Figure content listings =>
(begin)

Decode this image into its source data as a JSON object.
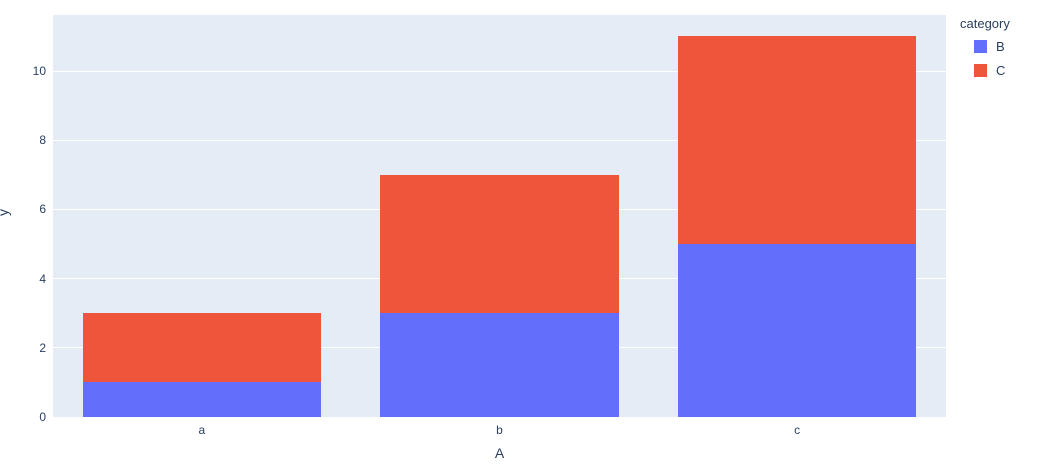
{
  "chart_data": {
    "type": "bar",
    "stacked": true,
    "orientation": "vertical",
    "categories": [
      "a",
      "b",
      "c"
    ],
    "series": [
      {
        "name": "B",
        "color": "#636efa",
        "values": [
          1,
          3,
          5
        ]
      },
      {
        "name": "C",
        "color": "#ef553b",
        "values": [
          2,
          4,
          6
        ]
      }
    ],
    "title": "",
    "xlabel": "A",
    "ylabel": "y",
    "yticks": [
      0,
      2,
      4,
      6,
      8,
      10
    ],
    "ylim": [
      0,
      11.62
    ],
    "grid": true,
    "legend": {
      "title": "category",
      "position": "right"
    },
    "colors": {
      "plot_bg": "#e5ecf6",
      "paper_bg": "#ffffff",
      "grid": "#ffffff",
      "text": "#2a3f5f"
    },
    "bar_width_fraction": 0.8
  }
}
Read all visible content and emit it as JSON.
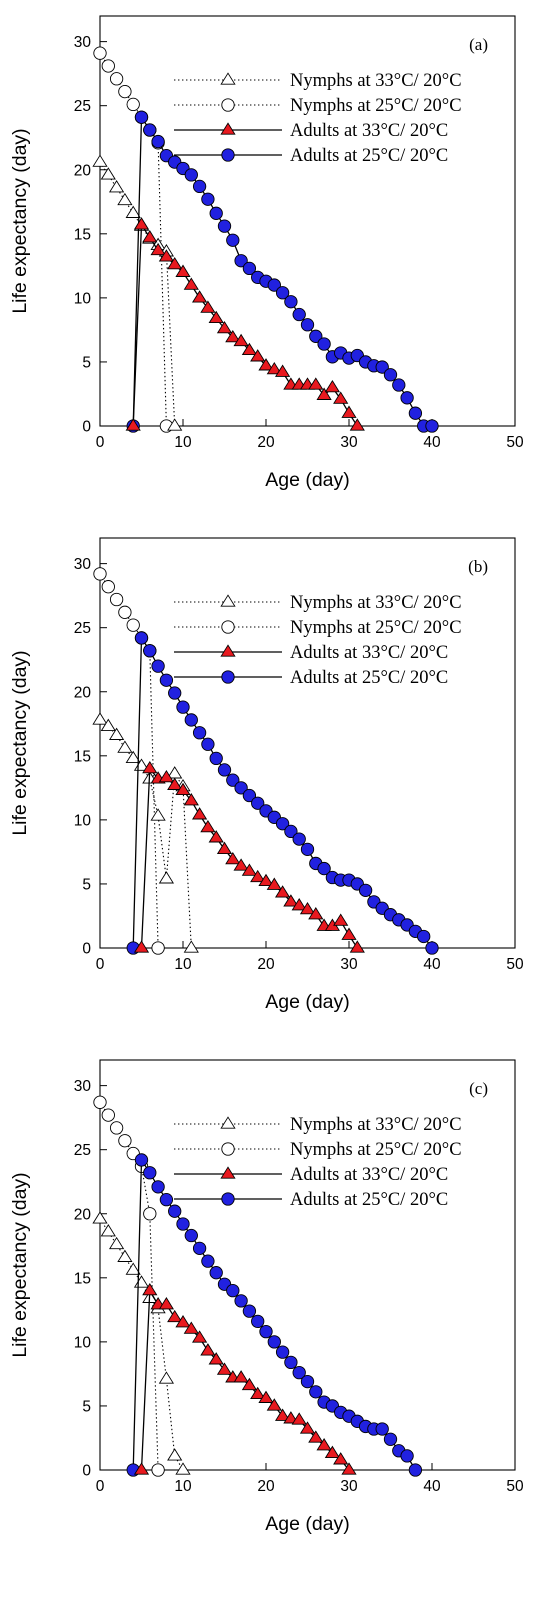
{
  "chart_data": [
    {
      "type": "line",
      "panel_label": "(a)",
      "xlabel": "Age (day)",
      "ylabel": "Life expectancy (day)",
      "xlim": [
        0,
        50
      ],
      "ylim": [
        0,
        32
      ],
      "xticks": [
        0,
        10,
        20,
        30,
        40,
        50
      ],
      "yticks": [
        0,
        5,
        10,
        15,
        20,
        25,
        30
      ],
      "legend_position": "top-right",
      "series": [
        {
          "name": "Nymphs at 33°C/ 20°C",
          "style": "dotted",
          "marker": "triangle",
          "fill": "#ffffff",
          "points": [
            [
              0,
              20.6
            ],
            [
              1,
              19.6
            ],
            [
              2,
              18.6
            ],
            [
              3,
              17.6
            ],
            [
              4,
              16.6
            ],
            [
              5,
              15.6
            ],
            [
              6,
              14.6
            ],
            [
              7,
              14.1
            ],
            [
              8,
              13.6
            ],
            [
              9,
              0
            ]
          ]
        },
        {
          "name": "Nymphs at 25°C/ 20°C",
          "style": "dotted",
          "marker": "circle",
          "fill": "#ffffff",
          "points": [
            [
              0,
              29.1
            ],
            [
              1,
              28.1
            ],
            [
              2,
              27.1
            ],
            [
              3,
              26.1
            ],
            [
              4,
              25.1
            ],
            [
              5,
              24.1
            ],
            [
              6,
              23.1
            ],
            [
              7,
              22.1
            ],
            [
              8,
              0
            ]
          ]
        },
        {
          "name": "Adults at 33°C/ 20°C",
          "style": "solid",
          "marker": "triangle",
          "fill": "#e8191f",
          "points": [
            [
              4,
              0
            ],
            [
              5,
              15.7
            ],
            [
              6,
              14.7
            ],
            [
              7,
              13.7
            ],
            [
              8,
              13.2
            ],
            [
              9,
              12.6
            ],
            [
              10,
              12.0
            ],
            [
              11,
              11.0
            ],
            [
              12,
              10.0
            ],
            [
              13,
              9.2
            ],
            [
              14,
              8.4
            ],
            [
              15,
              7.6
            ],
            [
              16,
              6.9
            ],
            [
              17,
              6.6
            ],
            [
              18,
              5.9
            ],
            [
              19,
              5.4
            ],
            [
              20,
              4.7
            ],
            [
              21,
              4.4
            ],
            [
              22,
              4.2
            ],
            [
              23,
              3.2
            ],
            [
              24,
              3.2
            ],
            [
              25,
              3.2
            ],
            [
              26,
              3.2
            ],
            [
              27,
              2.4
            ],
            [
              28,
              3.0
            ],
            [
              29,
              2.1
            ],
            [
              30,
              1.0
            ],
            [
              31,
              0
            ]
          ]
        },
        {
          "name": "Adults at 25°C/ 20°C",
          "style": "solid",
          "marker": "circle",
          "fill": "#2121e0",
          "points": [
            [
              4,
              0
            ],
            [
              5,
              24.1
            ],
            [
              6,
              23.1
            ],
            [
              7,
              22.2
            ],
            [
              8,
              21.1
            ],
            [
              9,
              20.6
            ],
            [
              10,
              20.1
            ],
            [
              11,
              19.6
            ],
            [
              12,
              18.7
            ],
            [
              13,
              17.7
            ],
            [
              14,
              16.6
            ],
            [
              15,
              15.6
            ],
            [
              16,
              14.5
            ],
            [
              17,
              12.9
            ],
            [
              18,
              12.3
            ],
            [
              19,
              11.6
            ],
            [
              20,
              11.3
            ],
            [
              21,
              11.0
            ],
            [
              22,
              10.4
            ],
            [
              23,
              9.7
            ],
            [
              24,
              8.7
            ],
            [
              25,
              7.9
            ],
            [
              26,
              7.0
            ],
            [
              27,
              6.4
            ],
            [
              28,
              5.4
            ],
            [
              29,
              5.7
            ],
            [
              30,
              5.3
            ],
            [
              31,
              5.5
            ],
            [
              32,
              5.0
            ],
            [
              33,
              4.7
            ],
            [
              34,
              4.6
            ],
            [
              35,
              4.0
            ],
            [
              36,
              3.2
            ],
            [
              37,
              2.2
            ],
            [
              38,
              1.0
            ],
            [
              39,
              0
            ],
            [
              40,
              0
            ]
          ]
        }
      ]
    },
    {
      "type": "line",
      "panel_label": "(b)",
      "xlabel": "Age (day)",
      "ylabel": "Life expectancy (day)",
      "xlim": [
        0,
        50
      ],
      "ylim": [
        0,
        32
      ],
      "xticks": [
        0,
        10,
        20,
        30,
        40,
        50
      ],
      "yticks": [
        0,
        5,
        10,
        15,
        20,
        25,
        30
      ],
      "legend_position": "top-right",
      "series": [
        {
          "name": "Nymphs at 33°C/ 20°C",
          "style": "dotted",
          "marker": "triangle",
          "fill": "#ffffff",
          "points": [
            [
              0,
              17.8
            ],
            [
              1,
              17.3
            ],
            [
              2,
              16.6
            ],
            [
              3,
              15.6
            ],
            [
              4,
              14.8
            ],
            [
              5,
              14.2
            ],
            [
              6,
              13.2
            ],
            [
              7,
              10.3
            ],
            [
              8,
              5.4
            ],
            [
              9,
              13.6
            ],
            [
              10,
              12.6
            ],
            [
              11,
              0
            ]
          ]
        },
        {
          "name": "Nymphs at 25°C/ 20°C",
          "style": "dotted",
          "marker": "circle",
          "fill": "#ffffff",
          "points": [
            [
              0,
              29.2
            ],
            [
              1,
              28.2
            ],
            [
              2,
              27.2
            ],
            [
              3,
              26.2
            ],
            [
              4,
              25.2
            ],
            [
              5,
              24.2
            ],
            [
              6,
              23.2
            ],
            [
              7,
              0
            ]
          ]
        },
        {
          "name": "Adults at 33°C/ 20°C",
          "style": "solid",
          "marker": "triangle",
          "fill": "#e8191f",
          "points": [
            [
              5,
              0
            ],
            [
              6,
              14.0
            ],
            [
              7,
              13.2
            ],
            [
              8,
              13.3
            ],
            [
              9,
              12.7
            ],
            [
              10,
              12.3
            ],
            [
              11,
              11.5
            ],
            [
              12,
              10.4
            ],
            [
              13,
              9.4
            ],
            [
              14,
              8.6
            ],
            [
              15,
              7.7
            ],
            [
              16,
              6.9
            ],
            [
              17,
              6.4
            ],
            [
              18,
              6.0
            ],
            [
              19,
              5.5
            ],
            [
              20,
              5.2
            ],
            [
              21,
              4.9
            ],
            [
              22,
              4.3
            ],
            [
              23,
              3.6
            ],
            [
              24,
              3.3
            ],
            [
              25,
              3.0
            ],
            [
              26,
              2.6
            ],
            [
              27,
              1.7
            ],
            [
              28,
              1.7
            ],
            [
              29,
              2.1
            ],
            [
              30,
              1.0
            ],
            [
              31,
              0
            ]
          ]
        },
        {
          "name": "Adults at 25°C/ 20°C",
          "style": "solid",
          "marker": "circle",
          "fill": "#2121e0",
          "points": [
            [
              4,
              0
            ],
            [
              5,
              24.2
            ],
            [
              6,
              23.2
            ],
            [
              7,
              22.0
            ],
            [
              8,
              20.9
            ],
            [
              9,
              19.9
            ],
            [
              10,
              18.8
            ],
            [
              11,
              17.8
            ],
            [
              12,
              16.8
            ],
            [
              13,
              15.9
            ],
            [
              14,
              14.8
            ],
            [
              15,
              13.9
            ],
            [
              16,
              13.1
            ],
            [
              17,
              12.5
            ],
            [
              18,
              11.9
            ],
            [
              19,
              11.3
            ],
            [
              20,
              10.7
            ],
            [
              21,
              10.2
            ],
            [
              22,
              9.7
            ],
            [
              23,
              9.1
            ],
            [
              24,
              8.5
            ],
            [
              25,
              7.7
            ],
            [
              26,
              6.6
            ],
            [
              27,
              6.2
            ],
            [
              28,
              5.5
            ],
            [
              29,
              5.3
            ],
            [
              30,
              5.3
            ],
            [
              31,
              5.0
            ],
            [
              32,
              4.5
            ],
            [
              33,
              3.6
            ],
            [
              34,
              3.1
            ],
            [
              35,
              2.6
            ],
            [
              36,
              2.2
            ],
            [
              37,
              1.8
            ],
            [
              38,
              1.3
            ],
            [
              39,
              0.9
            ],
            [
              40,
              0
            ]
          ]
        }
      ]
    },
    {
      "type": "line",
      "panel_label": "(c)",
      "xlabel": "Age (day)",
      "ylabel": "Life expectancy (day)",
      "xlim": [
        0,
        50
      ],
      "ylim": [
        0,
        32
      ],
      "xticks": [
        0,
        10,
        20,
        30,
        40,
        50
      ],
      "yticks": [
        0,
        5,
        10,
        15,
        20,
        25,
        30
      ],
      "legend_position": "top-right",
      "series": [
        {
          "name": "Nymphs at 33°C/ 20°C",
          "style": "dotted",
          "marker": "triangle",
          "fill": "#ffffff",
          "points": [
            [
              0,
              19.6
            ],
            [
              1,
              18.6
            ],
            [
              2,
              17.6
            ],
            [
              3,
              16.6
            ],
            [
              4,
              15.6
            ],
            [
              5,
              14.6
            ],
            [
              6,
              13.4
            ],
            [
              7,
              12.6
            ],
            [
              8,
              7.1
            ],
            [
              9,
              1.1
            ],
            [
              10,
              0
            ]
          ]
        },
        {
          "name": "Nymphs at 25°C/ 20°C",
          "style": "dotted",
          "marker": "circle",
          "fill": "#ffffff",
          "points": [
            [
              0,
              28.7
            ],
            [
              1,
              27.7
            ],
            [
              2,
              26.7
            ],
            [
              3,
              25.7
            ],
            [
              4,
              24.7
            ],
            [
              5,
              23.7
            ],
            [
              6,
              20.0
            ],
            [
              7,
              0
            ]
          ]
        },
        {
          "name": "Adults at 33°C/ 20°C",
          "style": "solid",
          "marker": "triangle",
          "fill": "#e8191f",
          "points": [
            [
              5,
              0
            ],
            [
              6,
              14.0
            ],
            [
              7,
              12.9
            ],
            [
              8,
              12.9
            ],
            [
              9,
              11.9
            ],
            [
              10,
              11.5
            ],
            [
              11,
              11.0
            ],
            [
              12,
              10.3
            ],
            [
              13,
              9.3
            ],
            [
              14,
              8.6
            ],
            [
              15,
              7.8
            ],
            [
              16,
              7.2
            ],
            [
              17,
              7.2
            ],
            [
              18,
              6.6
            ],
            [
              19,
              5.9
            ],
            [
              20,
              5.6
            ],
            [
              21,
              5.0
            ],
            [
              22,
              4.2
            ],
            [
              23,
              4.0
            ],
            [
              24,
              3.9
            ],
            [
              25,
              3.2
            ],
            [
              26,
              2.5
            ],
            [
              27,
              1.9
            ],
            [
              28,
              1.3
            ],
            [
              29,
              0.8
            ],
            [
              30,
              0
            ]
          ]
        },
        {
          "name": "Adults at 25°C/ 20°C",
          "style": "solid",
          "marker": "circle",
          "fill": "#2121e0",
          "points": [
            [
              4,
              0
            ],
            [
              5,
              24.2
            ],
            [
              6,
              23.2
            ],
            [
              7,
              22.1
            ],
            [
              8,
              21.1
            ],
            [
              9,
              20.2
            ],
            [
              10,
              19.2
            ],
            [
              11,
              18.3
            ],
            [
              12,
              17.3
            ],
            [
              13,
              16.3
            ],
            [
              14,
              15.4
            ],
            [
              15,
              14.5
            ],
            [
              16,
              14.0
            ],
            [
              17,
              13.2
            ],
            [
              18,
              12.4
            ],
            [
              19,
              11.6
            ],
            [
              20,
              10.8
            ],
            [
              21,
              10.0
            ],
            [
              22,
              9.2
            ],
            [
              23,
              8.4
            ],
            [
              24,
              7.6
            ],
            [
              25,
              6.9
            ],
            [
              26,
              6.1
            ],
            [
              27,
              5.3
            ],
            [
              28,
              5.0
            ],
            [
              29,
              4.5
            ],
            [
              30,
              4.2
            ],
            [
              31,
              3.8
            ],
            [
              32,
              3.4
            ],
            [
              33,
              3.2
            ],
            [
              34,
              3.2
            ],
            [
              35,
              2.4
            ],
            [
              36,
              1.5
            ],
            [
              37,
              1.1
            ],
            [
              38,
              0
            ]
          ]
        }
      ]
    }
  ]
}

(end)

Your task => Write down every line of the data above that includes the string "JSON".

Solution to the exercise =>
Decode this image into its source data as a JSON object.
Read all visible content and emit it as JSON.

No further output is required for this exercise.